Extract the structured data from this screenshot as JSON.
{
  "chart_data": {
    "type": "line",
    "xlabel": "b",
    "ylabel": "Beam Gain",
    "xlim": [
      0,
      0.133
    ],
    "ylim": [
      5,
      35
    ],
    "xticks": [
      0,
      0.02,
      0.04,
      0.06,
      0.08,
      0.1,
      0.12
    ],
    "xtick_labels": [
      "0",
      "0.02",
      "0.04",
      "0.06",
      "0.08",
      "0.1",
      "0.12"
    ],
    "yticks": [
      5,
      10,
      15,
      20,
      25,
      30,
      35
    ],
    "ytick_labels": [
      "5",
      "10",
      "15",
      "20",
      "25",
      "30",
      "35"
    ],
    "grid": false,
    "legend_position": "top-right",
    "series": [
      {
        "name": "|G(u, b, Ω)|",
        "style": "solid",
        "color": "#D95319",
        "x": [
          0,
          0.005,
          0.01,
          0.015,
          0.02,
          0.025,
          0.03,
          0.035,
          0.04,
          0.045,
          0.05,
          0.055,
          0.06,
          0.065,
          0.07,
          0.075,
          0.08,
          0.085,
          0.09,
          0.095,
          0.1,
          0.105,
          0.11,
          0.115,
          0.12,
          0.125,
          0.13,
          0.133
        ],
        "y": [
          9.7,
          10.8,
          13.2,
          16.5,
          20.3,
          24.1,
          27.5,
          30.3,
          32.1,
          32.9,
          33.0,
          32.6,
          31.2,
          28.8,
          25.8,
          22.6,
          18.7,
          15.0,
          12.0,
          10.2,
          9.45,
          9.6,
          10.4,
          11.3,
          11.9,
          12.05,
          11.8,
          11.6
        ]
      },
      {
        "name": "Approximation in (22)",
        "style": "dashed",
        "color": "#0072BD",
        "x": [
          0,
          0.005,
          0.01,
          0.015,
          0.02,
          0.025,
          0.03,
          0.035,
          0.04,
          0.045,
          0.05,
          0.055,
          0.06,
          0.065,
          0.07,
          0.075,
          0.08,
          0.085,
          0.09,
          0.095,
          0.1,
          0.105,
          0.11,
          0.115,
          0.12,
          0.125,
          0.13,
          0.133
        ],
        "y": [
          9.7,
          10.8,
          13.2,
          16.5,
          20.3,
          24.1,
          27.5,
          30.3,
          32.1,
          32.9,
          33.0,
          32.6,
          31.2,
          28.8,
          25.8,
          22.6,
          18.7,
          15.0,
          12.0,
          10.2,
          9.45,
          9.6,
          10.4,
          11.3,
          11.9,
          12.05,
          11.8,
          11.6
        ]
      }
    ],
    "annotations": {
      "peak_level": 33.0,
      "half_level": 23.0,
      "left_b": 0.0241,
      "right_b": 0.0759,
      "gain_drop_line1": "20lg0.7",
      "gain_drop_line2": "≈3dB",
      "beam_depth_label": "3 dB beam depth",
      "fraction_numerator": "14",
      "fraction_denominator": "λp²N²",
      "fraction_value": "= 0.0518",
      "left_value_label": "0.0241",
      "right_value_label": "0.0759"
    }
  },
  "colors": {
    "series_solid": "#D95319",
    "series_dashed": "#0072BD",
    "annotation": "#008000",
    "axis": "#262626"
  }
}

◇ ◇ ◇

▶ [What to produce]:
Output all preceding records character for character.

▶ [Result for this task]:
Extract the structured data from this screenshot as JSON.
{
  "chart_data": {
    "type": "line",
    "xlabel": "b",
    "ylabel": "Beam Gain",
    "xlim": [
      0,
      0.133
    ],
    "ylim": [
      5,
      35
    ],
    "xticks": [
      0,
      0.02,
      0.04,
      0.06,
      0.08,
      0.1,
      0.12
    ],
    "xtick_labels": [
      "0",
      "0.02",
      "0.04",
      "0.06",
      "0.08",
      "0.1",
      "0.12"
    ],
    "yticks": [
      5,
      10,
      15,
      20,
      25,
      30,
      35
    ],
    "ytick_labels": [
      "5",
      "10",
      "15",
      "20",
      "25",
      "30",
      "35"
    ],
    "grid": false,
    "legend_position": "top-right",
    "series": [
      {
        "name": "|G(u, b, Ω)|",
        "style": "solid",
        "color": "#D95319",
        "x": [
          0,
          0.005,
          0.01,
          0.015,
          0.02,
          0.025,
          0.03,
          0.035,
          0.04,
          0.045,
          0.05,
          0.055,
          0.06,
          0.065,
          0.07,
          0.075,
          0.08,
          0.085,
          0.09,
          0.095,
          0.1,
          0.105,
          0.11,
          0.115,
          0.12,
          0.125,
          0.13,
          0.133
        ],
        "y": [
          9.7,
          10.8,
          13.2,
          16.5,
          20.3,
          24.1,
          27.5,
          30.3,
          32.1,
          32.9,
          33.0,
          32.6,
          31.2,
          28.8,
          25.8,
          22.6,
          18.7,
          15.0,
          12.0,
          10.2,
          9.45,
          9.6,
          10.4,
          11.3,
          11.9,
          12.05,
          11.8,
          11.6
        ]
      },
      {
        "name": "Approximation in (22)",
        "style": "dashed",
        "color": "#0072BD",
        "x": [
          0,
          0.005,
          0.01,
          0.015,
          0.02,
          0.025,
          0.03,
          0.035,
          0.04,
          0.045,
          0.05,
          0.055,
          0.06,
          0.065,
          0.07,
          0.075,
          0.08,
          0.085,
          0.09,
          0.095,
          0.1,
          0.105,
          0.11,
          0.115,
          0.12,
          0.125,
          0.13,
          0.133
        ],
        "y": [
          9.7,
          10.8,
          13.2,
          16.5,
          20.3,
          24.1,
          27.5,
          30.3,
          32.1,
          32.9,
          33.0,
          32.6,
          31.2,
          28.8,
          25.8,
          22.6,
          18.7,
          15.0,
          12.0,
          10.2,
          9.45,
          9.6,
          10.4,
          11.3,
          11.9,
          12.05,
          11.8,
          11.6
        ]
      }
    ],
    "annotations": {
      "peak_level": 33.0,
      "half_level": 23.0,
      "left_b": 0.0241,
      "right_b": 0.0759,
      "gain_drop_line1": "20lg0.7",
      "gain_drop_line2": "≈3dB",
      "beam_depth_label": "3 dB beam depth",
      "fraction_numerator": "14",
      "fraction_denominator": "λp²N²",
      "fraction_value": "= 0.0518",
      "left_value_label": "0.0241",
      "right_value_label": "0.0759"
    }
  },
  "colors": {
    "series_solid": "#D95319",
    "series_dashed": "#0072BD",
    "annotation": "#008000",
    "axis": "#262626"
  }
}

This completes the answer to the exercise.